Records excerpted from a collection

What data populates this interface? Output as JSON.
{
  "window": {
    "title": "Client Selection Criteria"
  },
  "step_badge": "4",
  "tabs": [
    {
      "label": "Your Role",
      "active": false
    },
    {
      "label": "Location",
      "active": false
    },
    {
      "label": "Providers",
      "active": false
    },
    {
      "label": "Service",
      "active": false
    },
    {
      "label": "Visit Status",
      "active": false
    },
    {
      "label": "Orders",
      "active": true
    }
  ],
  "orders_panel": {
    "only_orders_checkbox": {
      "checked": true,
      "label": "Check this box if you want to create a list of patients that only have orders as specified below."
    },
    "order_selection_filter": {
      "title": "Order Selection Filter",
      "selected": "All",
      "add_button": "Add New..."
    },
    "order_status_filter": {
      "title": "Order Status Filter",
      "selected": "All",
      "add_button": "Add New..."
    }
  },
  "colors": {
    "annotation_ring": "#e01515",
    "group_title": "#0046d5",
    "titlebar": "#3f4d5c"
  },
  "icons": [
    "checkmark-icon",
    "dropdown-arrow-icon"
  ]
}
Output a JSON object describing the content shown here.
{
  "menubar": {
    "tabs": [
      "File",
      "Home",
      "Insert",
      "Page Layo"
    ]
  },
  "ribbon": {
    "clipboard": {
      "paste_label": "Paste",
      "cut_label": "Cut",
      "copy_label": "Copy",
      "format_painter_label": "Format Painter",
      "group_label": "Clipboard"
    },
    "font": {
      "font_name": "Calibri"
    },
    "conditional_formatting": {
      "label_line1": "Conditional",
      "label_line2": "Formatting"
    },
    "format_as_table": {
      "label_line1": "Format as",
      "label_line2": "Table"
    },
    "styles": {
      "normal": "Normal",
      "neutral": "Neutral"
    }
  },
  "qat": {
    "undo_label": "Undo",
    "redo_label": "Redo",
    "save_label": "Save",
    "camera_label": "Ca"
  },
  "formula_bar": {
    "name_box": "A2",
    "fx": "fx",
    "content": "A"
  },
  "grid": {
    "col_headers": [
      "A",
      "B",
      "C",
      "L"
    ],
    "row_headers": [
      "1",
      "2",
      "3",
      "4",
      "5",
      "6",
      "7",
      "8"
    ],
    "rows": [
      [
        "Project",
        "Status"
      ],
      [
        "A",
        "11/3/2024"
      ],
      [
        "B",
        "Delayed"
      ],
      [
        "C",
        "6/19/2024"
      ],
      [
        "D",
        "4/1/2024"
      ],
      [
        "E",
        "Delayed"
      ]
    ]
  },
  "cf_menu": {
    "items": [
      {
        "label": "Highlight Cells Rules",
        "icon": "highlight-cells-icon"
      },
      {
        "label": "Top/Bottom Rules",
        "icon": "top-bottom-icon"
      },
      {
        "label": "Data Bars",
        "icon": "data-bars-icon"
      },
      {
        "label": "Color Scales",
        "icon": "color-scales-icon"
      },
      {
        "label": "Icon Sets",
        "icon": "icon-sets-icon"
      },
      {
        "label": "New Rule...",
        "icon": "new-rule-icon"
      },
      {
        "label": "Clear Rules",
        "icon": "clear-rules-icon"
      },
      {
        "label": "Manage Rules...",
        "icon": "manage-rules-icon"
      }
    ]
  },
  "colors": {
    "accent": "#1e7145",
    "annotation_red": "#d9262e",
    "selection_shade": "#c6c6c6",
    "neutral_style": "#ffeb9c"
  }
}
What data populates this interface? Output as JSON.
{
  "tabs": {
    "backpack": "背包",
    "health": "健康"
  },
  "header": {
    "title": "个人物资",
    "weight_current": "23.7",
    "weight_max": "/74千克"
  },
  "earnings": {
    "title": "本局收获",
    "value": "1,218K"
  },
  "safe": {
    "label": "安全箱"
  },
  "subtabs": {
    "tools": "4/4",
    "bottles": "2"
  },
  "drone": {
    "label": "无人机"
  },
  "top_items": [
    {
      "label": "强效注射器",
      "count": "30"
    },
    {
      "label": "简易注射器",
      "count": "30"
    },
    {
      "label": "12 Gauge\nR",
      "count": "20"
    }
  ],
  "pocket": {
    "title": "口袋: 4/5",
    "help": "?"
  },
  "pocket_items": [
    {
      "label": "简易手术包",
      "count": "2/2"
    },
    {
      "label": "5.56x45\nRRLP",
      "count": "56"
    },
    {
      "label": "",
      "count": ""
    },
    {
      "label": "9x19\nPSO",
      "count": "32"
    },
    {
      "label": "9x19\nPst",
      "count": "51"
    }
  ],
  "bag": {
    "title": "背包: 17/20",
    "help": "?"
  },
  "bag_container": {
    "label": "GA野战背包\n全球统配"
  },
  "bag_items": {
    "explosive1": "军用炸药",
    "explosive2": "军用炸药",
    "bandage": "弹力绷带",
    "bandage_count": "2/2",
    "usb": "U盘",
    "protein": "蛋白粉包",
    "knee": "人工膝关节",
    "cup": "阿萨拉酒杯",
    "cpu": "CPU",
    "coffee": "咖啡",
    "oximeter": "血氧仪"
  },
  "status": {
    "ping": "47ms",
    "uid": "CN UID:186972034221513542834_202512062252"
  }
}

Work to be completed:
Each record should come back exactly as written.

Answer area:
What data populates this interface? Output as JSON.
{
  "window": {
    "title": "Client Selection Criteria"
  },
  "step_badge": "4",
  "tabs": [
    {
      "label": "Your Role",
      "active": false
    },
    {
      "label": "Location",
      "active": false
    },
    {
      "label": "Providers",
      "active": false
    },
    {
      "label": "Service",
      "active": false
    },
    {
      "label": "Visit Status",
      "active": false
    },
    {
      "label": "Orders",
      "active": true
    }
  ],
  "orders_panel": {
    "only_orders_checkbox": {
      "checked": true,
      "label": "Check this box if you want to create a list of patients that only have orders as specified below."
    },
    "order_selection_filter": {
      "title": "Order Selection Filter",
      "selected": "All",
      "add_button": "Add New..."
    },
    "order_status_filter": {
      "title": "Order Status Filter",
      "selected": "All",
      "add_button": "Add New..."
    }
  },
  "colors": {
    "annotation_ring": "#e01515",
    "group_title": "#0046d5",
    "titlebar": "#3f4d5c"
  },
  "icons": [
    "checkmark-icon",
    "dropdown-arrow-icon"
  ]
}
Output a JSON object describing the content shown here.
{
  "menubar": {
    "tabs": [
      "File",
      "Home",
      "Insert",
      "Page Layo"
    ]
  },
  "ribbon": {
    "clipboard": {
      "paste_label": "Paste",
      "cut_label": "Cut",
      "copy_label": "Copy",
      "format_painter_label": "Format Painter",
      "group_label": "Clipboard"
    },
    "font": {
      "font_name": "Calibri"
    },
    "conditional_formatting": {
      "label_line1": "Conditional",
      "label_line2": "Formatting"
    },
    "format_as_table": {
      "label_line1": "Format as",
      "label_line2": "Table"
    },
    "styles": {
      "normal": "Normal",
      "neutral": "Neutral"
    }
  },
  "qat": {
    "undo_label": "Undo",
    "redo_label": "Redo",
    "save_label": "Save",
    "camera_label": "Ca"
  },
  "formula_bar": {
    "name_box": "A2",
    "fx": "fx",
    "content": "A"
  },
  "grid": {
    "col_headers": [
      "A",
      "B",
      "C",
      "L"
    ],
    "row_headers": [
      "1",
      "2",
      "3",
      "4",
      "5",
      "6",
      "7",
      "8"
    ],
    "rows": [
      [
        "Project",
        "Status"
      ],
      [
        "A",
        "11/3/2024"
      ],
      [
        "B",
        "Delayed"
      ],
      [
        "C",
        "6/19/2024"
      ],
      [
        "D",
        "4/1/2024"
      ],
      [
        "E",
        "Delayed"
      ]
    ]
  },
  "cf_menu": {
    "items": [
      {
        "label": "Highlight Cells Rules",
        "icon": "highlight-cells-icon"
      },
      {
        "label": "Top/Bottom Rules",
        "icon": "top-bottom-icon"
      },
      {
        "label": "Data Bars",
        "icon": "data-bars-icon"
      },
      {
        "label": "Color Scales",
        "icon": "color-scales-icon"
      },
      {
        "label": "Icon Sets",
        "icon": "icon-sets-icon"
      },
      {
        "label": "New Rule...",
        "icon": "new-rule-icon"
      },
      {
        "label": "Clear Rules",
        "icon": "clear-rules-icon"
      },
      {
        "label": "Manage Rules...",
        "icon": "manage-rules-icon"
      }
    ]
  },
  "colors": {
    "accent": "#1e7145",
    "annotation_red": "#d9262e",
    "selection_shade": "#c6c6c6",
    "neutral_style": "#ffeb9c"
  }
}
What data populates this interface? Output as JSON.
{
  "tabs": {
    "backpack": "背包",
    "health": "健康"
  },
  "header": {
    "title": "个人物资",
    "weight_current": "23.7",
    "weight_max": "/74千克"
  },
  "earnings": {
    "title": "本局收获",
    "value": "1,218K"
  },
  "safe": {
    "label": "安全箱"
  },
  "subtabs": {
    "tools": "4/4",
    "bottles": "2"
  },
  "drone": {
    "label": "无人机"
  },
  "top_items": [
    {
      "label": "强效注射器",
      "count": "30"
    },
    {
      "label": "简易注射器",
      "count": "30"
    },
    {
      "label": "12 Gauge\nR",
      "count": "20"
    }
  ],
  "pocket": {
    "title": "口袋: 4/5",
    "help": "?"
  },
  "pocket_items": [
    {
      "label": "简易手术包",
      "count": "2/2"
    },
    {
      "label": "5.56x45\nRRLP",
      "count": "56"
    },
    {
      "label": "",
      "count": ""
    },
    {
      "label": "9x19\nPSO",
      "count": "32"
    },
    {
      "label": "9x19\nPst",
      "count": "51"
    }
  ],
  "bag": {
    "title": "背包: 17/20",
    "help": "?"
  },
  "bag_container": {
    "label": "GA野战背包\n全球统配"
  },
  "bag_items": {
    "explosive1": "军用炸药",
    "explosive2": "军用炸药",
    "bandage": "弹力绷带",
    "bandage_count": "2/2",
    "usb": "U盘",
    "protein": "蛋白粉包",
    "knee": "人工膝关节",
    "cup": "阿萨拉酒杯",
    "cpu": "CPU",
    "coffee": "咖啡",
    "oximeter": "血氧仪"
  },
  "status": {
    "ping": "47ms",
    "uid": "CN UID:186972034221513542834_202512062252"
  }
}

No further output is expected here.